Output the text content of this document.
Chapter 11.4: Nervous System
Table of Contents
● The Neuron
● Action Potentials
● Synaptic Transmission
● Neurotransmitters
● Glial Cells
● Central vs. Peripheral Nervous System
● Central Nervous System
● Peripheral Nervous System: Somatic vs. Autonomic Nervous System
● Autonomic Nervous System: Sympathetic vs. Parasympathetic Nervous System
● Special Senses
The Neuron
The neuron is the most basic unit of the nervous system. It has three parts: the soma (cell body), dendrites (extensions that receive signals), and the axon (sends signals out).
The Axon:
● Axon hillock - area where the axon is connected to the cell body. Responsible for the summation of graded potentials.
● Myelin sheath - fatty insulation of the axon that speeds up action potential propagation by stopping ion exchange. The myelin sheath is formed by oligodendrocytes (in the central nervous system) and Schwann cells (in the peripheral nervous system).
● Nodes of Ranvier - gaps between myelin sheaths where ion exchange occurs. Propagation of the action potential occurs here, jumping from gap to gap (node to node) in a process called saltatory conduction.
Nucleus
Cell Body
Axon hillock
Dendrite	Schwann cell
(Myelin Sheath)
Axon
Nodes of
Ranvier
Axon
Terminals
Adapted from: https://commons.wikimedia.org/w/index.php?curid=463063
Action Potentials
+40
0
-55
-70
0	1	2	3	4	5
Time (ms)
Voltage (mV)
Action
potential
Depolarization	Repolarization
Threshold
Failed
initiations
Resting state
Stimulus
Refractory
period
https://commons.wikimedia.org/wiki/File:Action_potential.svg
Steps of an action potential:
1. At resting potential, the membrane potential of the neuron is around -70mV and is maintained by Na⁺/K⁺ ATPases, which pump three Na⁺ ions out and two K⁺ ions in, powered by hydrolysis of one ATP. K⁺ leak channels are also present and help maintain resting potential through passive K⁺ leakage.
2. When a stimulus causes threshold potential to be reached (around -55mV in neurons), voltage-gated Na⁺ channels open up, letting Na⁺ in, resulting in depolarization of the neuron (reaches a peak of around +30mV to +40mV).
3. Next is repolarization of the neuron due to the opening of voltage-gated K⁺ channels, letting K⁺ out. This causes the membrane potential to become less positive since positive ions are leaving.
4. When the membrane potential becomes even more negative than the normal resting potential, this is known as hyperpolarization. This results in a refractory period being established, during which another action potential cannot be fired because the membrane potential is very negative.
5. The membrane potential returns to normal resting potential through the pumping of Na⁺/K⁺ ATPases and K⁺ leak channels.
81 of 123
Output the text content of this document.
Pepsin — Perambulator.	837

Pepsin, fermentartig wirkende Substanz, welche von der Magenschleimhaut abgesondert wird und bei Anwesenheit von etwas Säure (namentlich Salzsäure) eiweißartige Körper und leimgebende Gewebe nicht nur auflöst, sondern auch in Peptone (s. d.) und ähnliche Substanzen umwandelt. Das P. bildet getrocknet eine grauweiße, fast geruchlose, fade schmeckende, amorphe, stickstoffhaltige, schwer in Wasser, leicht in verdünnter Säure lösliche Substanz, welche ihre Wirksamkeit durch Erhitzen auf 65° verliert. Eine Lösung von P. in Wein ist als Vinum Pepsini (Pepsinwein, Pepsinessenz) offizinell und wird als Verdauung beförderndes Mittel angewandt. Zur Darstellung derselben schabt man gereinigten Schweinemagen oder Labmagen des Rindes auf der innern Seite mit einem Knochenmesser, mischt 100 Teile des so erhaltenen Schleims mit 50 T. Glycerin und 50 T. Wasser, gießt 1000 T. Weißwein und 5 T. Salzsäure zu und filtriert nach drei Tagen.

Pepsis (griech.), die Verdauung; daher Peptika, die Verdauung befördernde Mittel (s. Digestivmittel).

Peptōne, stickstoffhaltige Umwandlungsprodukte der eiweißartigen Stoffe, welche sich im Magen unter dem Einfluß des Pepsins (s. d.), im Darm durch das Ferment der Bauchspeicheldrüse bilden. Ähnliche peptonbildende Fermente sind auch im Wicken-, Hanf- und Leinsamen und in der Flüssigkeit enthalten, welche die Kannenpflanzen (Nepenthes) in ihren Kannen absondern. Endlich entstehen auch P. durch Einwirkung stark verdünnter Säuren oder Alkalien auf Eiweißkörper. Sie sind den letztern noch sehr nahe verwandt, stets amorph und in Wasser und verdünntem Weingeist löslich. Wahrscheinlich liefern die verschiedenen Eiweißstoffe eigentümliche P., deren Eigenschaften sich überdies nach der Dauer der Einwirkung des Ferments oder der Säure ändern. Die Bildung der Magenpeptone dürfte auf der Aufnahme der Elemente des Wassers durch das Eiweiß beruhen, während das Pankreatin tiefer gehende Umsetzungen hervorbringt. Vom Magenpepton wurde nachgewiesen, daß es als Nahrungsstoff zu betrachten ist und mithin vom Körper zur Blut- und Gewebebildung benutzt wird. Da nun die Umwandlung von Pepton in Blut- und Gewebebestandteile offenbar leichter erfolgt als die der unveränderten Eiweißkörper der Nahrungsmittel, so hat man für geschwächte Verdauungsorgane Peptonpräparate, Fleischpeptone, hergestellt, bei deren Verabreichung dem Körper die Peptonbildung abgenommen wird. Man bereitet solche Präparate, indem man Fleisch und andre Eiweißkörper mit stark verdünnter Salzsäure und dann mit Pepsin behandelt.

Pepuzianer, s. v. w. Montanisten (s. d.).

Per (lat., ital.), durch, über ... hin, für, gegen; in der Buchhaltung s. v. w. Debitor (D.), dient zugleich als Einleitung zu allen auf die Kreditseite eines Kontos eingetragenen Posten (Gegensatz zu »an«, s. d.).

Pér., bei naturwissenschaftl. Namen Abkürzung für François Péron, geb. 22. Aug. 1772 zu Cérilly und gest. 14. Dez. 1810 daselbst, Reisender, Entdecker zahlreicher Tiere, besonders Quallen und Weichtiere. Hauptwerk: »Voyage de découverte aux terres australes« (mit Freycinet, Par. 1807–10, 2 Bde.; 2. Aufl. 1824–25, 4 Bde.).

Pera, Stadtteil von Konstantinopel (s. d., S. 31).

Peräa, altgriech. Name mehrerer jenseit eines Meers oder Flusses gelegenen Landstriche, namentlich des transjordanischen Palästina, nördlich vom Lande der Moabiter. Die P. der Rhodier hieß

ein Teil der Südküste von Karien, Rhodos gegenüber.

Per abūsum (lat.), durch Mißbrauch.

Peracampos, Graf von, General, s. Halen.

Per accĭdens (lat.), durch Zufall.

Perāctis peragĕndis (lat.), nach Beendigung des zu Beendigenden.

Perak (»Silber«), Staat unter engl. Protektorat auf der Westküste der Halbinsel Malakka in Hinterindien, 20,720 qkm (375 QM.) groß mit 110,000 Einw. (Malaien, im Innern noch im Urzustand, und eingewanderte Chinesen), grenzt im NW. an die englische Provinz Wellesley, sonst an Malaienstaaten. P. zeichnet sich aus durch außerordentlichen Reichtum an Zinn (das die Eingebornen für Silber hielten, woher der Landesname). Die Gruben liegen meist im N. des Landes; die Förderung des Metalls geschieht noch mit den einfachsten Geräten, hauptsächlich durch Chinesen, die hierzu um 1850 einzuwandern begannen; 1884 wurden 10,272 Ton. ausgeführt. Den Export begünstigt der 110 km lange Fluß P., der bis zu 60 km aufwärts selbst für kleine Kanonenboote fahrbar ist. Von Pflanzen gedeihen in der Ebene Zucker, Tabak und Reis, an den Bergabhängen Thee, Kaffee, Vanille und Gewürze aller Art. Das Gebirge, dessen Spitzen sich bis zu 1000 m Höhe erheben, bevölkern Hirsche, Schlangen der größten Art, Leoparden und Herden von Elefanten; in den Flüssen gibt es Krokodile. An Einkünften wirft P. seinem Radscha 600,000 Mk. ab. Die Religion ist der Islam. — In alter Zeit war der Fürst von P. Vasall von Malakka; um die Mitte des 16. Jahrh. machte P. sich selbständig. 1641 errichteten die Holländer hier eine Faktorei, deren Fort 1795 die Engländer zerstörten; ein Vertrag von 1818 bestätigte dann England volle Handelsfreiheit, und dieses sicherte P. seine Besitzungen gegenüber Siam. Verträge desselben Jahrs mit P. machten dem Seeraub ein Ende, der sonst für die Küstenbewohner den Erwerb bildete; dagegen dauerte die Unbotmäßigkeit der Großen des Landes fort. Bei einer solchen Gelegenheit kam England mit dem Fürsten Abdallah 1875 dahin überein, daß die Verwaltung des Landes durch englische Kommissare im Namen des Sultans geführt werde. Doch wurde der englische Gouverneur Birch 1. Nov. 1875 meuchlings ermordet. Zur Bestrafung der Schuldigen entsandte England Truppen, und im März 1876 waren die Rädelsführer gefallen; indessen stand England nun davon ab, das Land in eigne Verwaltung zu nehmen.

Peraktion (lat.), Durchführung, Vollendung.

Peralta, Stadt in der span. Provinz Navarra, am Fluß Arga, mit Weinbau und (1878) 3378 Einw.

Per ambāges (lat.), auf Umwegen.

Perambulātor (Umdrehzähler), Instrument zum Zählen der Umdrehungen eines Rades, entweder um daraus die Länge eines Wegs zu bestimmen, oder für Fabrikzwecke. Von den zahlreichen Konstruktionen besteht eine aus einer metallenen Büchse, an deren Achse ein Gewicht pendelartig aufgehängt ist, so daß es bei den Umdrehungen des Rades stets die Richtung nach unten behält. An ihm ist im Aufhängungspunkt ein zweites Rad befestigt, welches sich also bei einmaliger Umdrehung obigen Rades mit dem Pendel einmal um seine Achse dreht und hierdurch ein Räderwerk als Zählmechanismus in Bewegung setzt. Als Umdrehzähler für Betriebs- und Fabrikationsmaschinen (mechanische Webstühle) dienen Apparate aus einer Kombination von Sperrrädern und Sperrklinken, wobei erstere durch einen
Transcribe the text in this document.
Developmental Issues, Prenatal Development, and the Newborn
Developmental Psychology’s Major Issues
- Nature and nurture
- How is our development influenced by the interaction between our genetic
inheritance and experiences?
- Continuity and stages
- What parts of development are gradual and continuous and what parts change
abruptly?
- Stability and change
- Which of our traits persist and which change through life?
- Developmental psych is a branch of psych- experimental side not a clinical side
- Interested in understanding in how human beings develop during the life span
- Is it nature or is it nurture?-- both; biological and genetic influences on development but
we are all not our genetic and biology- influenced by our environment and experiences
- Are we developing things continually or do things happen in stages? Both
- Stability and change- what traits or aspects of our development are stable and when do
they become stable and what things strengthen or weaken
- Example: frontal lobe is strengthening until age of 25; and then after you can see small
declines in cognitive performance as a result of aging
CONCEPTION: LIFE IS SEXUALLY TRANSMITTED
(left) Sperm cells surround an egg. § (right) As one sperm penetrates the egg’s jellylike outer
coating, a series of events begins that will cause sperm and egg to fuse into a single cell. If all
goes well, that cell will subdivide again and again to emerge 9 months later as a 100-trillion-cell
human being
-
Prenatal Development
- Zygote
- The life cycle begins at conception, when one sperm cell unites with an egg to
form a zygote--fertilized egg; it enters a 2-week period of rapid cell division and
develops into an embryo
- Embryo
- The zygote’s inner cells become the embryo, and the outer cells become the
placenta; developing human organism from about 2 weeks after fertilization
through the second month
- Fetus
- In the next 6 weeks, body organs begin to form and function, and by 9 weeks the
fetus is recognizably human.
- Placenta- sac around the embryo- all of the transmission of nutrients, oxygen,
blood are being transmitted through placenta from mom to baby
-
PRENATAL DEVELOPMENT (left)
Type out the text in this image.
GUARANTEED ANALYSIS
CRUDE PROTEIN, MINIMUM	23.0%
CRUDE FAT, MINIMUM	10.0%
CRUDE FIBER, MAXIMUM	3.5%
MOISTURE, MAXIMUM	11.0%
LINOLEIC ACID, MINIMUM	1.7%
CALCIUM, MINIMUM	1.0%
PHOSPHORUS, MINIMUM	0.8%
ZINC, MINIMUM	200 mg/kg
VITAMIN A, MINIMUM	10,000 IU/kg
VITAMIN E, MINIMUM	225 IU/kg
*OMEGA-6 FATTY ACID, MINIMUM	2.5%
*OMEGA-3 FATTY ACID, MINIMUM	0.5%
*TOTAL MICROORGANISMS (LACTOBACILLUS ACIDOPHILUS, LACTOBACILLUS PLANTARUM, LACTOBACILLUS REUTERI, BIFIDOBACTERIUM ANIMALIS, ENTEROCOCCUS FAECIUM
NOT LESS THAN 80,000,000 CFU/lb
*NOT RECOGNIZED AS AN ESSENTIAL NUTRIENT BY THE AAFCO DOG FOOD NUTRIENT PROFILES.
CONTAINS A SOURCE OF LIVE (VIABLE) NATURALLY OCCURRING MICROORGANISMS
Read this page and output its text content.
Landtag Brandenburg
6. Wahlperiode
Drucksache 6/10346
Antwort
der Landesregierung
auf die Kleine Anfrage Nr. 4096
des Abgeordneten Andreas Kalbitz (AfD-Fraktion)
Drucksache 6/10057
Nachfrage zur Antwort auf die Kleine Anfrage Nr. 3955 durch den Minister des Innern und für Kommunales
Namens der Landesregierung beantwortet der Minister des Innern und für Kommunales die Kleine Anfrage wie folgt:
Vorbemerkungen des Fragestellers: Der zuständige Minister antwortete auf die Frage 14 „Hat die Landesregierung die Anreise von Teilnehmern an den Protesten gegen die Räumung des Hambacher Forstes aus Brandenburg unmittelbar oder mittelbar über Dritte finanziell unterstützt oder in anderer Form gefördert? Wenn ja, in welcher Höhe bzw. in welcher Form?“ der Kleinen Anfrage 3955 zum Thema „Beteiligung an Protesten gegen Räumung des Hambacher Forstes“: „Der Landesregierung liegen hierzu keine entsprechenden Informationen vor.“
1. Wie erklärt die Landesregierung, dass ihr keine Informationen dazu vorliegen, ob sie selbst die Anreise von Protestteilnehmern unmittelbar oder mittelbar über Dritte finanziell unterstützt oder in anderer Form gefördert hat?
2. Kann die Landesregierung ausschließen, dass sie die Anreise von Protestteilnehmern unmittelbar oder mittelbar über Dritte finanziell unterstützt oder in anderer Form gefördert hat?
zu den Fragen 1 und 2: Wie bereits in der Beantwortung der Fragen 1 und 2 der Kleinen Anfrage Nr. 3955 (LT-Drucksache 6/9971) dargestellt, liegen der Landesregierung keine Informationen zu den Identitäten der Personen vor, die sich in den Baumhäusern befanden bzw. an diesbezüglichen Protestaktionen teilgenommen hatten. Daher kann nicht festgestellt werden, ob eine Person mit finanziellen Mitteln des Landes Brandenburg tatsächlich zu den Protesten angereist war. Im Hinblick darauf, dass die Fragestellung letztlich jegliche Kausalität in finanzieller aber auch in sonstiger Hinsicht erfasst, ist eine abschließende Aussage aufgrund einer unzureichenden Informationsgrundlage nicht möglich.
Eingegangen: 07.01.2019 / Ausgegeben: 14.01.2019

━━━━━━━━

■ **The problem**:
How many lines of the listing above include the word "hillock"? Reply with the number alone.

■ **Written solution**:
2